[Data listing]
◇ ◇ ◇ ◇

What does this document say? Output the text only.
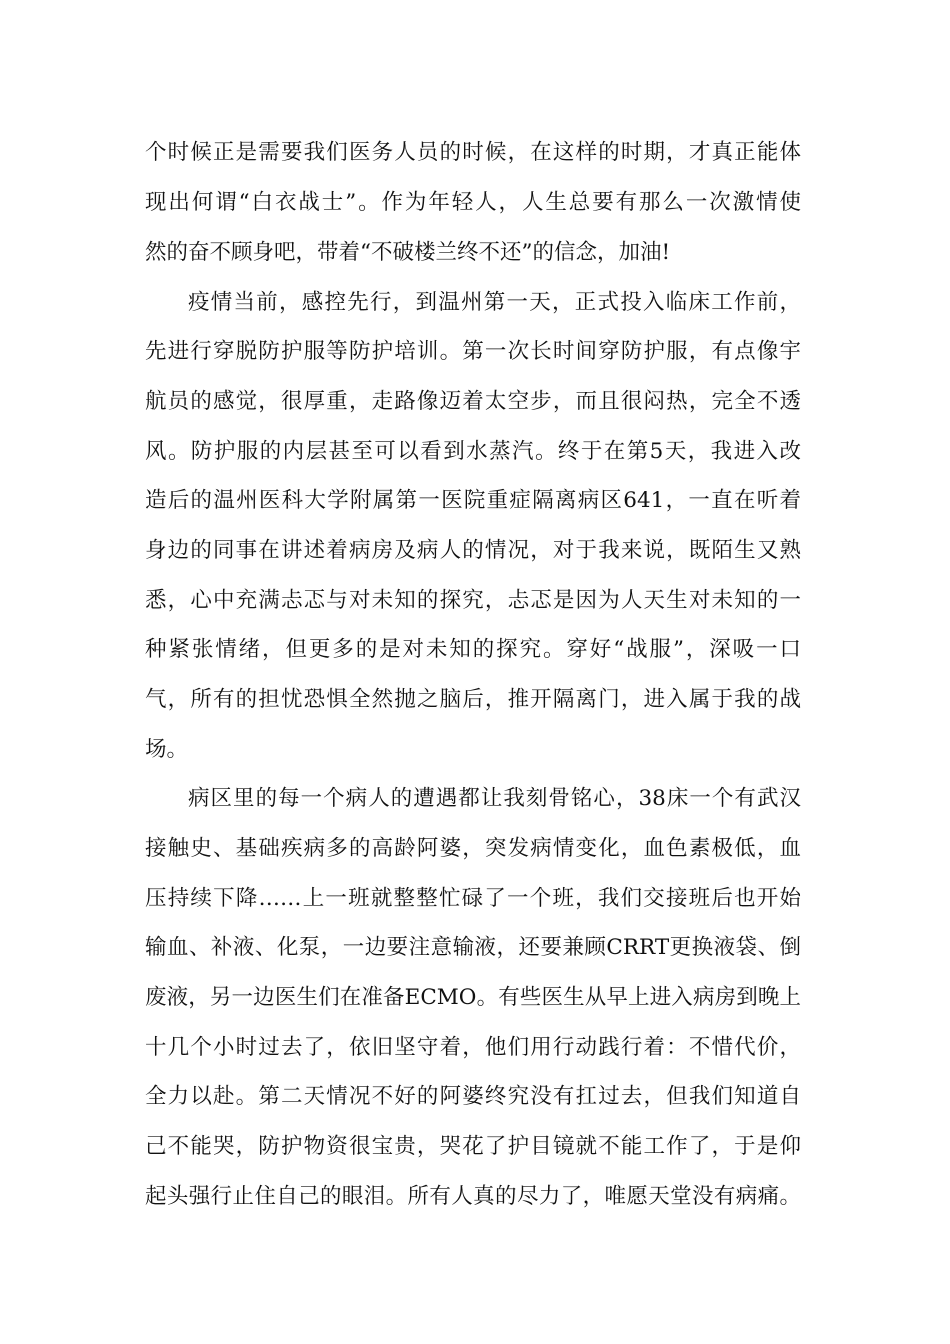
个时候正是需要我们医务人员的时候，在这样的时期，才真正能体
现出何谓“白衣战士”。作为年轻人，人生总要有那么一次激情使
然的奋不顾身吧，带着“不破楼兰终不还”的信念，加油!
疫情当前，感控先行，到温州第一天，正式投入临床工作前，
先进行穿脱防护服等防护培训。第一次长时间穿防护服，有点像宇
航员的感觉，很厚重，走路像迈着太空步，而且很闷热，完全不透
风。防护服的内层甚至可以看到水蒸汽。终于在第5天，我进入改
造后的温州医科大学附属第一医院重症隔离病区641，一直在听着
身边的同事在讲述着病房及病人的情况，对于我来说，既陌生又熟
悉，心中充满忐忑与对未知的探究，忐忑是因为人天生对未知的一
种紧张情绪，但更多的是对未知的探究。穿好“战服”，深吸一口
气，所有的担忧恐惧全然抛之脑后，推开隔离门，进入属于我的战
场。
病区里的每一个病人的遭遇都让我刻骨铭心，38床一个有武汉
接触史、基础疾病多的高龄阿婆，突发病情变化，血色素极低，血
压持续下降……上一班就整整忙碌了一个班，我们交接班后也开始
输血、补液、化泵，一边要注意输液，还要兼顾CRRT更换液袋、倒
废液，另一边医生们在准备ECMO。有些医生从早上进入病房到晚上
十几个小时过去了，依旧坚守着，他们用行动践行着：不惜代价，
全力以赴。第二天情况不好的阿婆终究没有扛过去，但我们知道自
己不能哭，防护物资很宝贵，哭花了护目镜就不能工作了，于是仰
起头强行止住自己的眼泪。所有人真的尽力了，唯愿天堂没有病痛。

◇ ◇ ◇ ◇

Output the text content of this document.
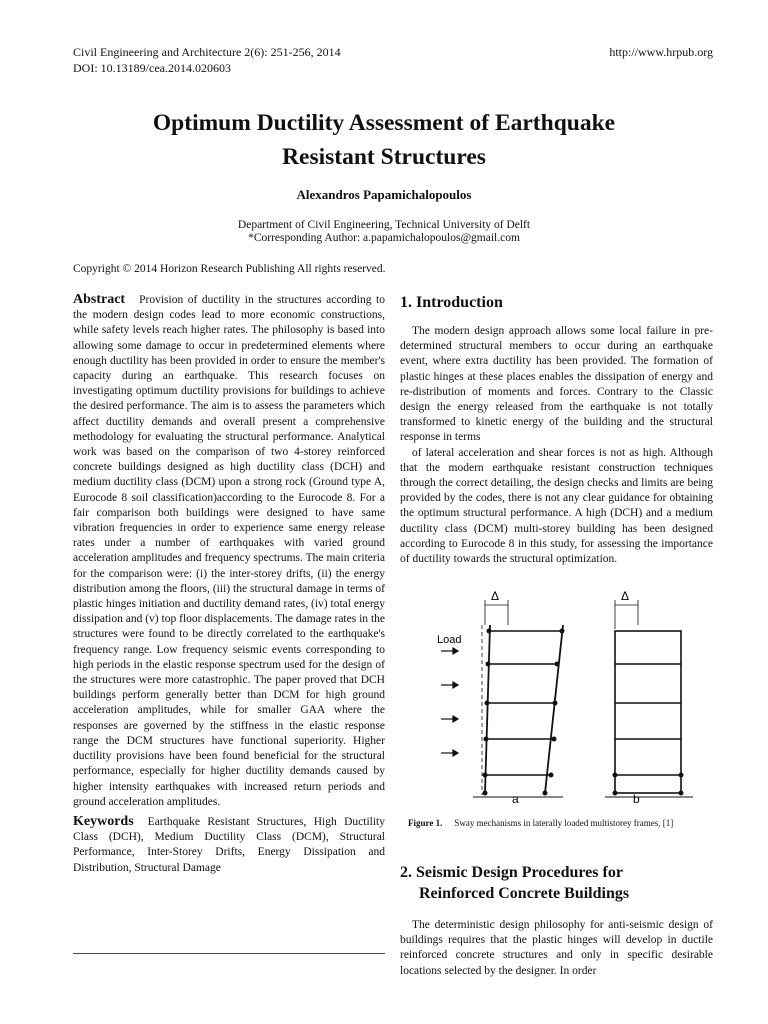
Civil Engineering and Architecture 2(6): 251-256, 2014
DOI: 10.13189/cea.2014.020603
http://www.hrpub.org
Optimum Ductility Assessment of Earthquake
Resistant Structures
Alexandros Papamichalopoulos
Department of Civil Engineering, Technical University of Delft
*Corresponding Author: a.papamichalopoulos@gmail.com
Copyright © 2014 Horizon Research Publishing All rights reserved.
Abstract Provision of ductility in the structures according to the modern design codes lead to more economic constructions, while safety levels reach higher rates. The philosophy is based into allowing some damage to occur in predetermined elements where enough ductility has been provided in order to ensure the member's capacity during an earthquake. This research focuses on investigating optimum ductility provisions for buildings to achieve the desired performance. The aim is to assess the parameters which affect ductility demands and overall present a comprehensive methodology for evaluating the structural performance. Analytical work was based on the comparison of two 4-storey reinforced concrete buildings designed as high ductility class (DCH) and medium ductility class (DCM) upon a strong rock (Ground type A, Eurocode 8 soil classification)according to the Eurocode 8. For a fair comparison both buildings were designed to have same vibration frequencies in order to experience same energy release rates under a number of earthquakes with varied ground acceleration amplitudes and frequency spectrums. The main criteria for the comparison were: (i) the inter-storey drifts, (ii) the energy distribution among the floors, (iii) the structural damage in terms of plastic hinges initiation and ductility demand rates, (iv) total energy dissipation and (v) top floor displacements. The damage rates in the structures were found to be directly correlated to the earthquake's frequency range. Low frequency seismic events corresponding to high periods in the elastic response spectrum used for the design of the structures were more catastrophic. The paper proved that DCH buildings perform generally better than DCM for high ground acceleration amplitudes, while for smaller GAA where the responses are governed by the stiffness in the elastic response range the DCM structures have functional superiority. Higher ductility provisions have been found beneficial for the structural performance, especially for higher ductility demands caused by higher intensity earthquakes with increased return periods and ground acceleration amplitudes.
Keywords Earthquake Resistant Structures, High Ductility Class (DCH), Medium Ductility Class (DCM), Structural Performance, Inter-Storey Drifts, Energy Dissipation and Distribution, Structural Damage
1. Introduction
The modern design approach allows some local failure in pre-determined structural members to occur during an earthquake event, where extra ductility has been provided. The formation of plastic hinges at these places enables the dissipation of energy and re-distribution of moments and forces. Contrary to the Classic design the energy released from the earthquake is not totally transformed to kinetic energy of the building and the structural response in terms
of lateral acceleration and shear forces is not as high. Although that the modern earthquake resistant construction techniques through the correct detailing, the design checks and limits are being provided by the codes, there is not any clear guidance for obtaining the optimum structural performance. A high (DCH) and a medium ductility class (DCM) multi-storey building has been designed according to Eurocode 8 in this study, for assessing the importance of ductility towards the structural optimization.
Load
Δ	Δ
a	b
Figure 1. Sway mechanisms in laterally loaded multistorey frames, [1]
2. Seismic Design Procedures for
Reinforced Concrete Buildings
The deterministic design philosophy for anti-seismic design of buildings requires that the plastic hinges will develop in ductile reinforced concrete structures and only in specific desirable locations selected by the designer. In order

◇ ◇ ◇ ◇

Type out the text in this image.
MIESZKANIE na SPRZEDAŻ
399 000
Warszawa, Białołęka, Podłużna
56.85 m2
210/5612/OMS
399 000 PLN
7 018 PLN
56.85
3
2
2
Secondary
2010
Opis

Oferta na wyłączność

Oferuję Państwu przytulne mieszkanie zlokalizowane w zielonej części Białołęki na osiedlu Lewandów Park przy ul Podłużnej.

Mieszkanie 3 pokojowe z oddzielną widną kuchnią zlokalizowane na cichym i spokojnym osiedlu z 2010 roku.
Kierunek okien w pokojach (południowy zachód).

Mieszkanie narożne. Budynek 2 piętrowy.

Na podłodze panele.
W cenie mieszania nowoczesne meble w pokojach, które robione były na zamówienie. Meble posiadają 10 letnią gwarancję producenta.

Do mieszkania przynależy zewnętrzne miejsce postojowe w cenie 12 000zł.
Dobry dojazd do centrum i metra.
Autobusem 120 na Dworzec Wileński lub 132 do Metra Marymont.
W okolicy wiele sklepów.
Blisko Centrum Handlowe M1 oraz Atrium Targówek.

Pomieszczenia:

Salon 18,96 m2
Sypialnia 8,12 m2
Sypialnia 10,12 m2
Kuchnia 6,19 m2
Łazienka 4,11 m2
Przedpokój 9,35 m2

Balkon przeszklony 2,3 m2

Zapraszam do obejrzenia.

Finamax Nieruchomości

◇ ◇ ◇ ◇

[Given request]: Extract, from the listing above, every line where the string "Engineering" occurs.

[Result]:
Civil Engineering and Architecture 2(6): 251-256, 2014
Department of Civil Engineering, Technical University of Delft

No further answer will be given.